> Figure dataset records:
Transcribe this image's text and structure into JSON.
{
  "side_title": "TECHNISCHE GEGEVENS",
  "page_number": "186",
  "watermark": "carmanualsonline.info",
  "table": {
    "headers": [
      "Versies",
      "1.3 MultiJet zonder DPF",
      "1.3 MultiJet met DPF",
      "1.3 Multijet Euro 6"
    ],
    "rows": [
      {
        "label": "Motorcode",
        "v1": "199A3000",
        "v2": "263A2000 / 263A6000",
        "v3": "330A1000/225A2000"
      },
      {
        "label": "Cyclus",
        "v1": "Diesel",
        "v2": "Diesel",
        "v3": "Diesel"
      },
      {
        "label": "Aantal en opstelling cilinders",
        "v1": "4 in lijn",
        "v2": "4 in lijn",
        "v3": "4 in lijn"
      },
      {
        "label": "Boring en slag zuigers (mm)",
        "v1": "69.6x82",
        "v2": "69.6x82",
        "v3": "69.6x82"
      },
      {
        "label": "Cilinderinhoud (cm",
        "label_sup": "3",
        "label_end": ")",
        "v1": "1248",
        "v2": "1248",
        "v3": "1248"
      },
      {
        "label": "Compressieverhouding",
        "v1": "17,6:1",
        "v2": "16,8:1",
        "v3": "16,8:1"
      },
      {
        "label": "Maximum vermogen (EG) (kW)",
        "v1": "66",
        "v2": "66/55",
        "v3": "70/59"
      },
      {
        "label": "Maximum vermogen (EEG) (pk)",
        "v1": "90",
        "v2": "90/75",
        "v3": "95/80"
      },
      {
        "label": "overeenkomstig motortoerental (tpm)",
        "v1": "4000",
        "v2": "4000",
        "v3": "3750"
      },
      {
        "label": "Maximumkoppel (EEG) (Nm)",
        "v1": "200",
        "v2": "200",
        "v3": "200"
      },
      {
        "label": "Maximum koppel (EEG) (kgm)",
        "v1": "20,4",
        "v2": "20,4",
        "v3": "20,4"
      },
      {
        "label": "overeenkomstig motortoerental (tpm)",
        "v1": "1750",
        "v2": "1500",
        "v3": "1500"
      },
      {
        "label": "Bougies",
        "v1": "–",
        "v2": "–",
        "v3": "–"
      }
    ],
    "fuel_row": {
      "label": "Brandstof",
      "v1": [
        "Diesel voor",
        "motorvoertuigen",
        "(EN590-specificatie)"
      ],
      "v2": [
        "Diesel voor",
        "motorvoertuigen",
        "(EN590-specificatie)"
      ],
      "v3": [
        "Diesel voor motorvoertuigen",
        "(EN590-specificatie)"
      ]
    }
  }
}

> What is needed: Print the whole listing exactly as it is.

> Worked solution:
Transcribe this image's text and structure into JSON.
{
  "side_title": "TECHNISCHE GEGEVENS",
  "page_number": "186",
  "watermark": "carmanualsonline.info",
  "table": {
    "headers": [
      "Versies",
      "1.3 MultiJet zonder DPF",
      "1.3 MultiJet met DPF",
      "1.3 Multijet Euro 6"
    ],
    "rows": [
      {
        "label": "Motorcode",
        "v1": "199A3000",
        "v2": "263A2000 / 263A6000",
        "v3": "330A1000/225A2000"
      },
      {
        "label": "Cyclus",
        "v1": "Diesel",
        "v2": "Diesel",
        "v3": "Diesel"
      },
      {
        "label": "Aantal en opstelling cilinders",
        "v1": "4 in lijn",
        "v2": "4 in lijn",
        "v3": "4 in lijn"
      },
      {
        "label": "Boring en slag zuigers (mm)",
        "v1": "69.6x82",
        "v2": "69.6x82",
        "v3": "69.6x82"
      },
      {
        "label": "Cilinderinhoud (cm",
        "label_sup": "3",
        "label_end": ")",
        "v1": "1248",
        "v2": "1248",
        "v3": "1248"
      },
      {
        "label": "Compressieverhouding",
        "v1": "17,6:1",
        "v2": "16,8:1",
        "v3": "16,8:1"
      },
      {
        "label": "Maximum vermogen (EG) (kW)",
        "v1": "66",
        "v2": "66/55",
        "v3": "70/59"
      },
      {
        "label": "Maximum vermogen (EEG) (pk)",
        "v1": "90",
        "v2": "90/75",
        "v3": "95/80"
      },
      {
        "label": "overeenkomstig motortoerental (tpm)",
        "v1": "4000",
        "v2": "4000",
        "v3": "3750"
      },
      {
        "label": "Maximumkoppel (EEG) (Nm)",
        "v1": "200",
        "v2": "200",
        "v3": "200"
      },
      {
        "label": "Maximum koppel (EEG) (kgm)",
        "v1": "20,4",
        "v2": "20,4",
        "v3": "20,4"
      },
      {
        "label": "overeenkomstig motortoerental (tpm)",
        "v1": "1750",
        "v2": "1500",
        "v3": "1500"
      },
      {
        "label": "Bougies",
        "v1": "–",
        "v2": "–",
        "v3": "–"
      }
    ],
    "fuel_row": {
      "label": "Brandstof",
      "v1": [
        "Diesel voor",
        "motorvoertuigen",
        "(EN590-specificatie)"
      ],
      "v2": [
        "Diesel voor",
        "motorvoertuigen",
        "(EN590-specificatie)"
      ],
      "v3": [
        "Diesel voor motorvoertuigen",
        "(EN590-specificatie)"
      ]
    }
  }
}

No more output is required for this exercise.